## BEGIN
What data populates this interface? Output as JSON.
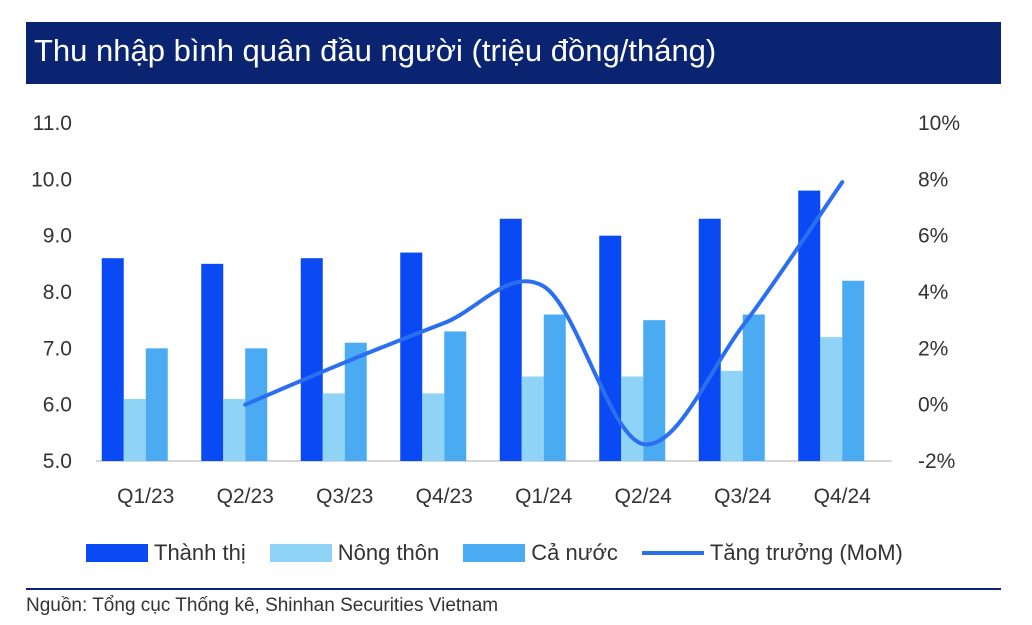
{
  "title": "Thu nhập bình quân đầu người (triệu đồng/tháng)",
  "source": "Nguồn:  Tổng cục Thống kê,   Shinhan Securities Vietnam",
  "colors": {
    "title_bg": "#0a2472",
    "thanh_thi": "#0a4af5",
    "nong_thon": "#8fd3f6",
    "ca_nuoc": "#4aaaf2",
    "tang_truong": "#2b6ff0"
  },
  "chart_data": {
    "type": "bar",
    "categories": [
      "Q1/23",
      "Q2/23",
      "Q3/23",
      "Q4/23",
      "Q1/24",
      "Q2/24",
      "Q3/24",
      "Q4/24"
    ],
    "series": [
      {
        "name": "Thành thị",
        "axis": "left",
        "type": "bar",
        "values": [
          8.6,
          8.5,
          8.6,
          8.7,
          9.3,
          9.0,
          9.3,
          9.8
        ]
      },
      {
        "name": "Nông thôn",
        "axis": "left",
        "type": "bar",
        "values": [
          6.1,
          6.1,
          6.2,
          6.2,
          6.5,
          6.5,
          6.6,
          7.2
        ]
      },
      {
        "name": "Cả nước",
        "axis": "left",
        "type": "bar",
        "values": [
          7.0,
          7.0,
          7.1,
          7.3,
          7.6,
          7.5,
          7.6,
          8.2
        ]
      },
      {
        "name": "Tăng trưởng (MoM)",
        "axis": "right",
        "type": "line",
        "values": [
          null,
          0.0,
          1.5,
          2.9,
          4.2,
          -1.4,
          2.8,
          7.9
        ]
      }
    ],
    "y_left": {
      "min": 5.0,
      "max": 11.0,
      "ticks": [
        "11.0",
        "10.0",
        "9.0",
        "8.0",
        "7.0",
        "6.0",
        "5.0"
      ]
    },
    "y_right": {
      "min": -2,
      "max": 10,
      "ticks": [
        "10%",
        "8%",
        "6%",
        "4%",
        "2%",
        "0%",
        "-2%"
      ]
    },
    "grid": false,
    "legend_position": "bottom"
  }
}
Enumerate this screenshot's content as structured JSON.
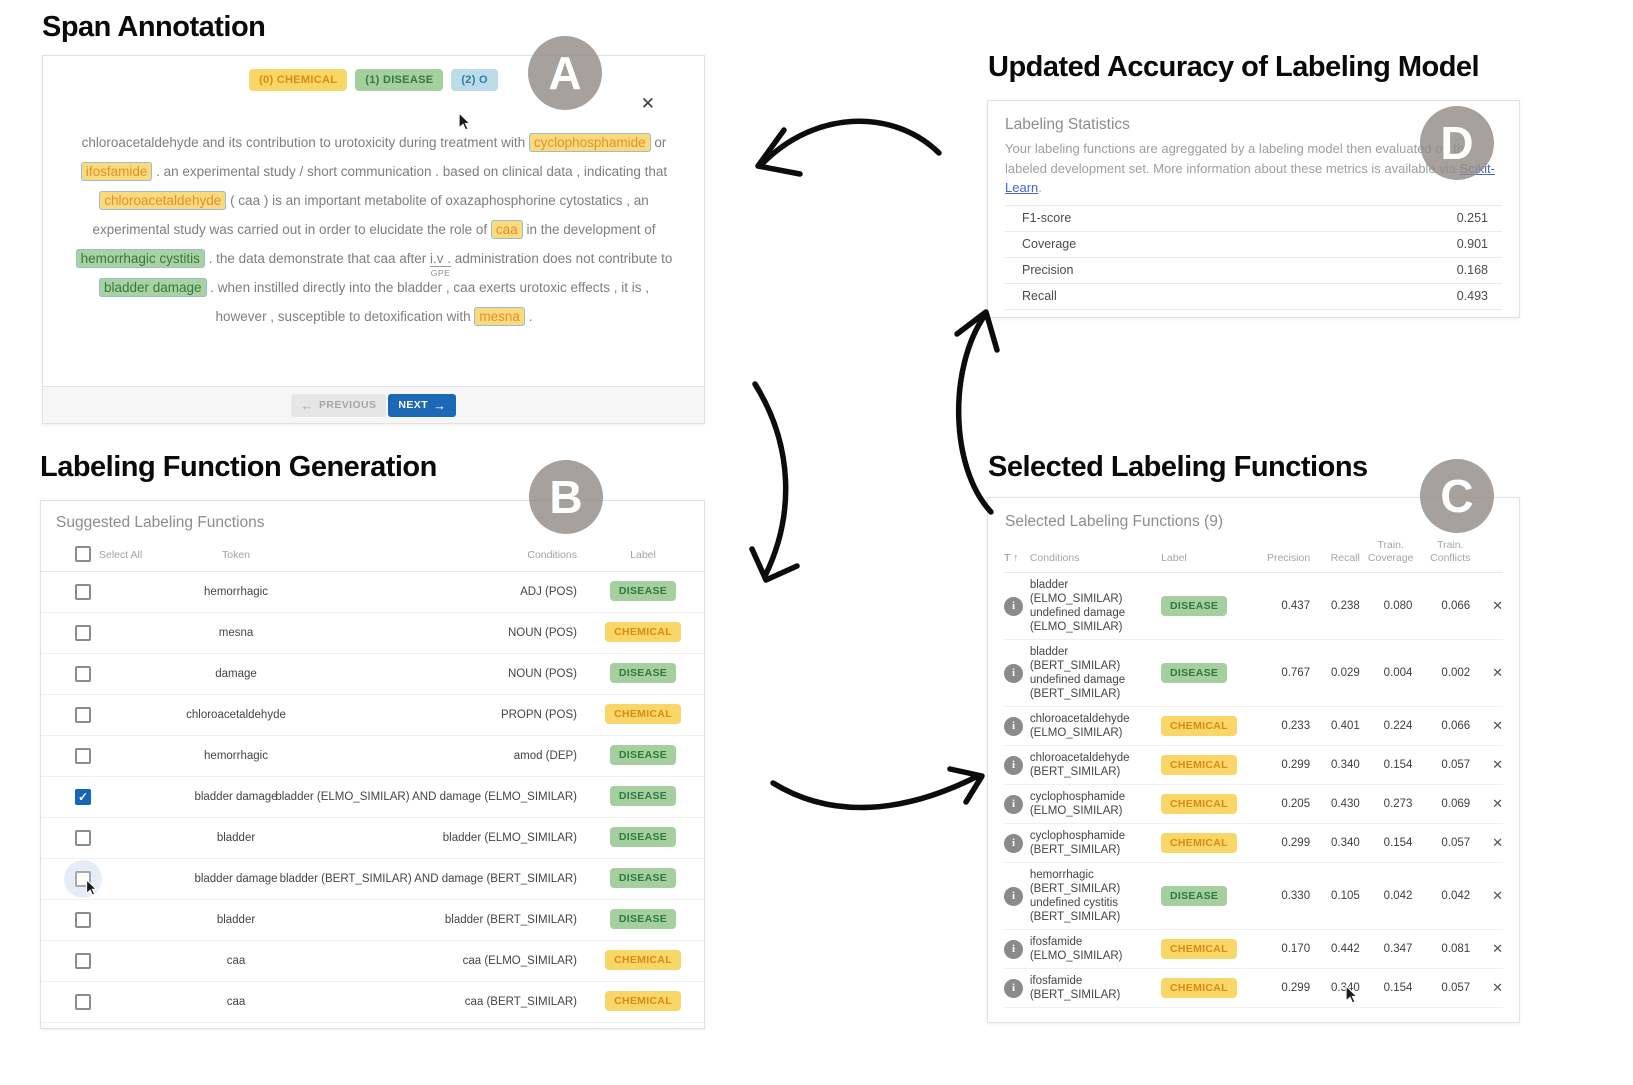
## END
● **Exercise aim**:
Omit the pictures, then quote the rest of the material above exactly.

● **Response to the exercise**:
What data populates this interface? Output as JSON.
{
  "title": "Thu nhập bình quân đầu người (triệu đồng/tháng)",
  "source": "Nguồn:  Tổng cục Thống kê,   Shinhan Securities Vietnam",
  "colors": {
    "title_bg": "#0a2472",
    "thanh_thi": "#0a4af5",
    "nong_thon": "#8fd3f6",
    "ca_nuoc": "#4aaaf2",
    "tang_truong": "#2b6ff0"
  },
  "chart_data": {
    "type": "bar",
    "categories": [
      "Q1/23",
      "Q2/23",
      "Q3/23",
      "Q4/23",
      "Q1/24",
      "Q2/24",
      "Q3/24",
      "Q4/24"
    ],
    "series": [
      {
        "name": "Thành thị",
        "axis": "left",
        "type": "bar",
        "values": [
          8.6,
          8.5,
          8.6,
          8.7,
          9.3,
          9.0,
          9.3,
          9.8
        ]
      },
      {
        "name": "Nông thôn",
        "axis": "left",
        "type": "bar",
        "values": [
          6.1,
          6.1,
          6.2,
          6.2,
          6.5,
          6.5,
          6.6,
          7.2
        ]
      },
      {
        "name": "Cả nước",
        "axis": "left",
        "type": "bar",
        "values": [
          7.0,
          7.0,
          7.1,
          7.3,
          7.6,
          7.5,
          7.6,
          8.2
        ]
      },
      {
        "name": "Tăng trưởng (MoM)",
        "axis": "right",
        "type": "line",
        "values": [
          null,
          0.0,
          1.5,
          2.9,
          4.2,
          -1.4,
          2.8,
          7.9
        ]
      }
    ],
    "y_left": {
      "min": 5.0,
      "max": 11.0,
      "ticks": [
        "11.0",
        "10.0",
        "9.0",
        "8.0",
        "7.0",
        "6.0",
        "5.0"
      ]
    },
    "y_right": {
      "min": -2,
      "max": 10,
      "ticks": [
        "10%",
        "8%",
        "6%",
        "4%",
        "2%",
        "0%",
        "-2%"
      ]
    },
    "grid": false,
    "legend_position": "bottom"
  }
}
Enumerate this screenshot's content as structured JSON.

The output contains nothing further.